● **EXERCISE AIM**: Give the count of lines holding the string "marker" and nothing else.

**** PROVIDED RECORDS ****

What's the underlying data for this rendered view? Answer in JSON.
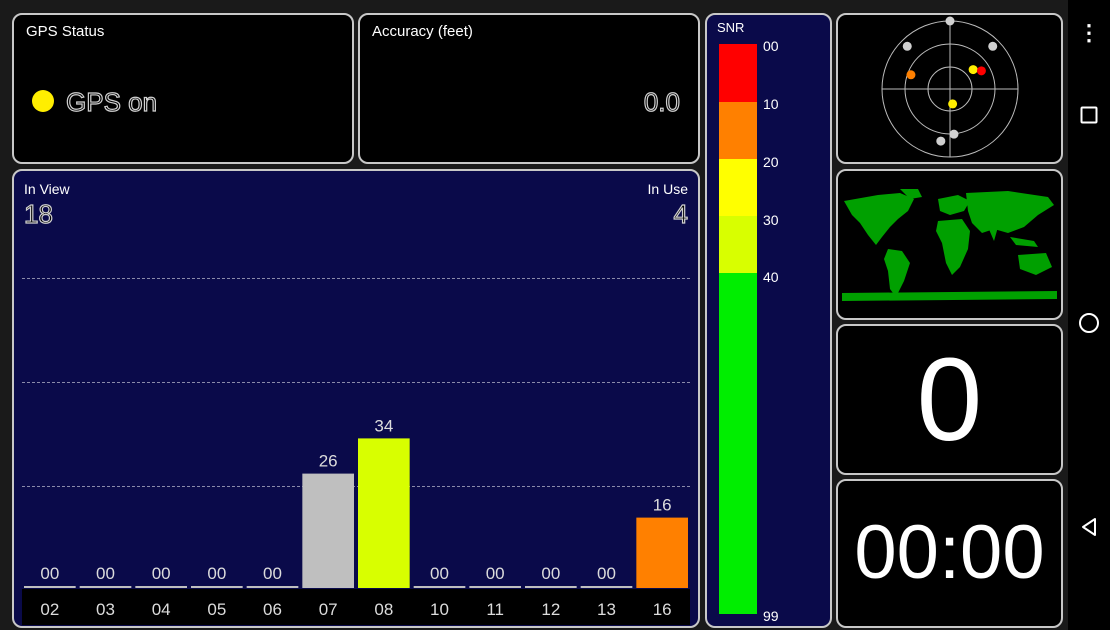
{
  "gps_status": {
    "title": "GPS Status",
    "status_text": "GPS on",
    "dot_color": "#ffee00"
  },
  "accuracy": {
    "title": "Accuracy (feet)",
    "value": "0.0"
  },
  "snr_chart": {
    "in_view_label": "In View",
    "in_view_count": "18",
    "in_use_label": "In Use",
    "in_use_count": "4"
  },
  "chart_data": {
    "type": "bar",
    "categories": [
      "02",
      "03",
      "04",
      "05",
      "06",
      "07",
      "08",
      "10",
      "11",
      "12",
      "13",
      "16"
    ],
    "values": [
      0,
      0,
      0,
      0,
      0,
      26,
      34,
      0,
      0,
      0,
      0,
      16
    ],
    "value_labels": [
      "00",
      "00",
      "00",
      "00",
      "00",
      "26",
      "34",
      "00",
      "00",
      "00",
      "00",
      "16"
    ],
    "bar_colors": [
      "#bfbfbf",
      "#bfbfbf",
      "#bfbfbf",
      "#bfbfbf",
      "#bfbfbf",
      "#bfbfbf",
      "#d8ff00",
      "#bfbfbf",
      "#bfbfbf",
      "#bfbfbf",
      "#bfbfbf",
      "#ff8000"
    ],
    "title": "",
    "xlabel": "",
    "ylabel": "",
    "ylim": [
      0,
      60
    ],
    "grid": true
  },
  "snr_legend": {
    "title": "SNR",
    "ticks": [
      "00",
      "10",
      "20",
      "30",
      "40",
      "99"
    ],
    "band_colors": [
      "#ff0000",
      "#ff8000",
      "#ffff00",
      "#d8ff00",
      "#00ee00"
    ]
  },
  "sky_view": {
    "satellites": [
      {
        "az": 0,
        "el": 0,
        "color": "#d0d0d0"
      },
      {
        "az": 315,
        "el": 10,
        "color": "#d0d0d0"
      },
      {
        "az": 45,
        "el": 10,
        "color": "#d0d0d0"
      },
      {
        "az": 290,
        "el": 35,
        "color": "#ff8000"
      },
      {
        "az": 50,
        "el": 50,
        "color": "#ffee00"
      },
      {
        "az": 60,
        "el": 42,
        "color": "#ff0000"
      },
      {
        "az": 170,
        "el": 70,
        "color": "#ffee00"
      },
      {
        "az": 175,
        "el": 30,
        "color": "#d0d0d0"
      },
      {
        "az": 190,
        "el": 20,
        "color": "#d0d0d0"
      }
    ]
  },
  "world_map": {
    "land_color": "#00a000"
  },
  "satellites_in_use": {
    "value": "0"
  },
  "timer": {
    "value": "00:00"
  },
  "navigation": {
    "menu_icon": "more-vert-icon",
    "recents_icon": "recents-icon",
    "home_icon": "home-icon",
    "back_icon": "back-icon"
  }
}
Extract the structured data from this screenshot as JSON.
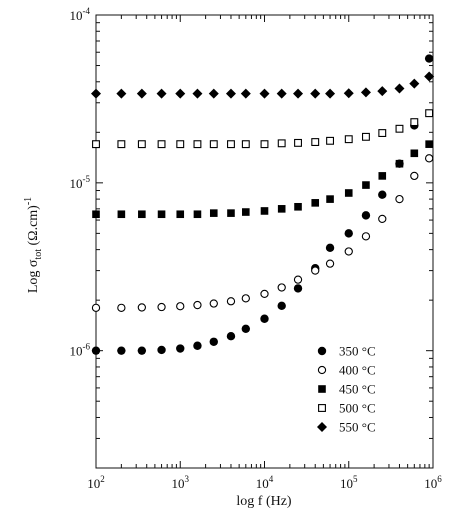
{
  "chart_data": {
    "type": "scatter",
    "title": "",
    "xlabel": "log f (Hz)",
    "ylabel": "Log σ_tot (Ω.cm)^-1",
    "ylabel_parts": {
      "lead": "Log σ",
      "sub": "tot",
      "mid": " (Ω.cm)",
      "sup": "-1"
    },
    "xlabel_parts": {
      "text": "log f (Hz)"
    },
    "x_scale": "log",
    "y_scale": "log",
    "xlim": [
      100,
      1000000
    ],
    "ylim": [
      2e-07,
      0.0001
    ],
    "x_ticks": [
      {
        "value": 100,
        "base": "10",
        "exp": "2"
      },
      {
        "value": 1000,
        "base": "10",
        "exp": "3"
      },
      {
        "value": 10000,
        "base": "10",
        "exp": "4"
      },
      {
        "value": 100000,
        "base": "10",
        "exp": "5"
      },
      {
        "value": 1000000,
        "base": "10",
        "exp": "6"
      }
    ],
    "y_ticks": [
      {
        "value": 1e-06,
        "base": "10",
        "exp": "-6"
      },
      {
        "value": 1e-05,
        "base": "10",
        "exp": "-5"
      },
      {
        "value": 0.0001,
        "base": "10",
        "exp": "-4"
      }
    ],
    "grid": false,
    "legend_position": "lower-right",
    "series": [
      {
        "name": "350 °C",
        "marker": "filled-circle",
        "x": [
          100,
          200,
          350,
          600,
          1000,
          1600,
          2500,
          4000,
          6000,
          10000,
          16000,
          25000,
          40000,
          60000,
          100000,
          160000,
          250000,
          400000,
          600000,
          900000
        ],
        "y": [
          1e-06,
          1e-06,
          1e-06,
          1.01e-06,
          1.03e-06,
          1.07e-06,
          1.13e-06,
          1.22e-06,
          1.35e-06,
          1.55e-06,
          1.85e-06,
          2.35e-06,
          3.1e-06,
          4.1e-06,
          5e-06,
          6.4e-06,
          8.5e-06,
          1.3e-05,
          2.2e-05,
          5.5e-05
        ]
      },
      {
        "name": "400 °C",
        "marker": "open-circle",
        "x": [
          100,
          200,
          350,
          600,
          1000,
          1600,
          2500,
          4000,
          6000,
          10000,
          16000,
          25000,
          40000,
          60000,
          100000,
          160000,
          250000,
          400000,
          600000,
          900000
        ],
        "y": [
          1.8e-06,
          1.8e-06,
          1.81e-06,
          1.82e-06,
          1.84e-06,
          1.87e-06,
          1.91e-06,
          1.97e-06,
          2.05e-06,
          2.18e-06,
          2.38e-06,
          2.65e-06,
          3e-06,
          3.3e-06,
          3.9e-06,
          4.8e-06,
          6.1e-06,
          8e-06,
          1.1e-05,
          1.4e-05
        ]
      },
      {
        "name": "450 °C",
        "marker": "filled-square",
        "x": [
          100,
          200,
          350,
          600,
          1000,
          1600,
          2500,
          4000,
          6000,
          10000,
          16000,
          25000,
          40000,
          60000,
          100000,
          160000,
          250000,
          400000,
          600000,
          900000
        ],
        "y": [
          6.5e-06,
          6.5e-06,
          6.5e-06,
          6.5e-06,
          6.5e-06,
          6.5e-06,
          6.6e-06,
          6.6e-06,
          6.7e-06,
          6.8e-06,
          7e-06,
          7.2e-06,
          7.6e-06,
          8e-06,
          8.7e-06,
          9.7e-06,
          1.1e-05,
          1.3e-05,
          1.5e-05,
          1.7e-05
        ]
      },
      {
        "name": "500 °C",
        "marker": "open-square",
        "x": [
          100,
          200,
          350,
          600,
          1000,
          1600,
          2500,
          4000,
          6000,
          10000,
          16000,
          25000,
          40000,
          60000,
          100000,
          160000,
          250000,
          400000,
          600000,
          900000
        ],
        "y": [
          1.7e-05,
          1.7e-05,
          1.7e-05,
          1.7e-05,
          1.7e-05,
          1.7e-05,
          1.7e-05,
          1.7e-05,
          1.7e-05,
          1.7e-05,
          1.72e-05,
          1.73e-05,
          1.75e-05,
          1.78e-05,
          1.82e-05,
          1.88e-05,
          1.98e-05,
          2.1e-05,
          2.3e-05,
          2.6e-05
        ]
      },
      {
        "name": "550 °C",
        "marker": "filled-diamond",
        "x": [
          100,
          200,
          350,
          600,
          1000,
          1600,
          2500,
          4000,
          6000,
          10000,
          16000,
          25000,
          40000,
          60000,
          100000,
          160000,
          250000,
          400000,
          600000,
          900000
        ],
        "y": [
          3.4e-05,
          3.4e-05,
          3.4e-05,
          3.4e-05,
          3.4e-05,
          3.4e-05,
          3.4e-05,
          3.4e-05,
          3.4e-05,
          3.4e-05,
          3.4e-05,
          3.4e-05,
          3.4e-05,
          3.4e-05,
          3.42e-05,
          3.46e-05,
          3.52e-05,
          3.65e-05,
          3.9e-05,
          4.3e-05
        ]
      }
    ]
  }
}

****

● **EXERCISE RESPONSE**: 5